> _Exercise materials_:
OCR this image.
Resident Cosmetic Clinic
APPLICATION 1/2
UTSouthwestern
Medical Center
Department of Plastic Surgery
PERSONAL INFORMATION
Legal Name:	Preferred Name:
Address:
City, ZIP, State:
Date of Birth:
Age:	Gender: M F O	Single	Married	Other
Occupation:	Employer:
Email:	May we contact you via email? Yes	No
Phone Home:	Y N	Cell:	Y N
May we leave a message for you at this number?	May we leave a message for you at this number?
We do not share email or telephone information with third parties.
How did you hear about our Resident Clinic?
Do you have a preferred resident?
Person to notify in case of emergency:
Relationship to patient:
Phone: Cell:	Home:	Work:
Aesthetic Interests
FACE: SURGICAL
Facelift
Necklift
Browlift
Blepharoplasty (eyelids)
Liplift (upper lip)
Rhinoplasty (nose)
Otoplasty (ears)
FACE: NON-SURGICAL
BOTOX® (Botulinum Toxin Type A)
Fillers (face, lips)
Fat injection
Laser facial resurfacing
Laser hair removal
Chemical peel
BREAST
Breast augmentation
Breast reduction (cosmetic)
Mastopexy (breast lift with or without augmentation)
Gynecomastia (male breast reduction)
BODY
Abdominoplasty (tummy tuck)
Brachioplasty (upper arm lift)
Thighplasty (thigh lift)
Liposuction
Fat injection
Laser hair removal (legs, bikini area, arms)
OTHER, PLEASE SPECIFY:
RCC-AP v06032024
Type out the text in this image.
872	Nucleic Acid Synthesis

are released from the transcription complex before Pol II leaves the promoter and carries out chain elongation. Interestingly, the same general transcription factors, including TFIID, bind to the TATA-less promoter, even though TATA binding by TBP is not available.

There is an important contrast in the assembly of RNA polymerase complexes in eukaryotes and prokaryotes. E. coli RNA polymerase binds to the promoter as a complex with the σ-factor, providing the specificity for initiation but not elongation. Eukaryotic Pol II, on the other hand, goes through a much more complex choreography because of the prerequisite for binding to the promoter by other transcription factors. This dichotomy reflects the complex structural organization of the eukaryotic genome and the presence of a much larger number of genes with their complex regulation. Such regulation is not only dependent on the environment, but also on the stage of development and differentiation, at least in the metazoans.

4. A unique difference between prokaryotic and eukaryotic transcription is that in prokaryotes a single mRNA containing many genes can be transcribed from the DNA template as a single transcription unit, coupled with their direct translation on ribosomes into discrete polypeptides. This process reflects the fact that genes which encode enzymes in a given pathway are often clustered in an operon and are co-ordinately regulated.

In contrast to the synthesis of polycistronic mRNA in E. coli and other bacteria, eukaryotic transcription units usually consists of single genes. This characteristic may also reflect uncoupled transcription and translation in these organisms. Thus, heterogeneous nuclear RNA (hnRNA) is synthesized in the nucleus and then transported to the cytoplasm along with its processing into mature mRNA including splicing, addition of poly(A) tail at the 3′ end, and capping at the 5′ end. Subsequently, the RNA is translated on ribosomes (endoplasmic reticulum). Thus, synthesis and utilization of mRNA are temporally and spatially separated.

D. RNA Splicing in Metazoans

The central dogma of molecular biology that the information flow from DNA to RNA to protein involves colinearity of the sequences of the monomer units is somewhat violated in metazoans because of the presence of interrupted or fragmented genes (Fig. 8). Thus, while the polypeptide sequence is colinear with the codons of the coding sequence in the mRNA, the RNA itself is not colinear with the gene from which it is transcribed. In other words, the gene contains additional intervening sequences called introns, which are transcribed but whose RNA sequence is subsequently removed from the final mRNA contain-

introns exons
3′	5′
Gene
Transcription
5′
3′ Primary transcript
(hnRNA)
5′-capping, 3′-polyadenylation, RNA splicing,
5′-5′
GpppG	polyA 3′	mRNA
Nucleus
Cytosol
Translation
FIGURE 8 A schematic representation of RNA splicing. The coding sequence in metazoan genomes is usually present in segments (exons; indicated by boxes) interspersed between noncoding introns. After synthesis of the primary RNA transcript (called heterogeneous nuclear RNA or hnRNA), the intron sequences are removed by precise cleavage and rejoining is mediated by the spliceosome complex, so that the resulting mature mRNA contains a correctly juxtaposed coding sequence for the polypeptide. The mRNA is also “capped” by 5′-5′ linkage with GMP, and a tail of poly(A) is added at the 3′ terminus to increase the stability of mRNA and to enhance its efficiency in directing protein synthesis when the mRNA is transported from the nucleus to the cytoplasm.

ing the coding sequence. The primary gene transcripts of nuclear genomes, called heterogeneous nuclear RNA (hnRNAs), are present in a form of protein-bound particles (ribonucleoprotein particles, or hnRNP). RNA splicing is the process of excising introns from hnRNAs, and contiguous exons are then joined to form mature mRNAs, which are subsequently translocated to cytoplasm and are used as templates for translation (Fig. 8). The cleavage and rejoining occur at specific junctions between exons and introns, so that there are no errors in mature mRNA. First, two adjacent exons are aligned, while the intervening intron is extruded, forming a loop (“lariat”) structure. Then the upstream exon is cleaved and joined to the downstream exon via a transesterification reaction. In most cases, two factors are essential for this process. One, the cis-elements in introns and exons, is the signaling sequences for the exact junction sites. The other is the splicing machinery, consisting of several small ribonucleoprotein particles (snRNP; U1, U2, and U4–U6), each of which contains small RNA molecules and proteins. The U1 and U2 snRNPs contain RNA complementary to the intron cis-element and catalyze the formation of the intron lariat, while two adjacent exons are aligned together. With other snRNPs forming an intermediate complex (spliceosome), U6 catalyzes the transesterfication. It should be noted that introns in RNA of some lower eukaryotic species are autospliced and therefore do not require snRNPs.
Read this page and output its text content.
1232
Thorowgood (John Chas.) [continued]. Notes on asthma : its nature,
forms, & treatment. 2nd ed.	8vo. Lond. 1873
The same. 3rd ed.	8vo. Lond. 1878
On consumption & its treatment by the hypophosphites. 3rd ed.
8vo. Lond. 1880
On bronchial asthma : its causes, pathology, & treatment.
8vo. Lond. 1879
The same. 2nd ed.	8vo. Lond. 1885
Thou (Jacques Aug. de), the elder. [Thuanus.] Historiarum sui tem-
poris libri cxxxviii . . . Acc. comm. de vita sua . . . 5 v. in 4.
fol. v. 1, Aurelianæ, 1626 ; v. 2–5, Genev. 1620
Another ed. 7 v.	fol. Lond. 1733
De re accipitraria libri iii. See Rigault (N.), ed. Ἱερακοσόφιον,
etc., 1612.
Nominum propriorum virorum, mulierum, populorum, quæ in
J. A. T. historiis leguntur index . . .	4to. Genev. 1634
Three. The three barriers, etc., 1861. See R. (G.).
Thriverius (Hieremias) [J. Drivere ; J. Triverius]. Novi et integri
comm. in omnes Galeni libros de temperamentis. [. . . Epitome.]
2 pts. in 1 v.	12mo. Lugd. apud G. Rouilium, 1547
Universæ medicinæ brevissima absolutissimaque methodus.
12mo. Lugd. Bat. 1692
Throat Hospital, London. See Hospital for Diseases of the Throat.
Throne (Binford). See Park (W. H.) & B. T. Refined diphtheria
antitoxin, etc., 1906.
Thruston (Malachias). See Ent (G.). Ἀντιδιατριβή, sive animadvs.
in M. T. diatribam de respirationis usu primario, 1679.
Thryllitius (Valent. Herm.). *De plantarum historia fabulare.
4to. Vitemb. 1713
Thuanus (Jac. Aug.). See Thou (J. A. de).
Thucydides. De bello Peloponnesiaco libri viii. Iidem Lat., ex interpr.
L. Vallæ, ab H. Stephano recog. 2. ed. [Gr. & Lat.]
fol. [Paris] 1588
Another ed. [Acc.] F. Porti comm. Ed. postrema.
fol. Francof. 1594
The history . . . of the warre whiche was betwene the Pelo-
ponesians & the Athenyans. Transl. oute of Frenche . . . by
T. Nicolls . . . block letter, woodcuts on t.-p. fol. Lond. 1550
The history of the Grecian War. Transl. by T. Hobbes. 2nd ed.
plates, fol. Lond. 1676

> _Exercise_:
A line qualifies when it holds the word "Another"; report all qualifying lines from the records above.

> _Written answer_:
Another ed. 7 v.	fol. Lond. 1733
Another ed. [Acc.] F. Porti comm. Ed. postrema.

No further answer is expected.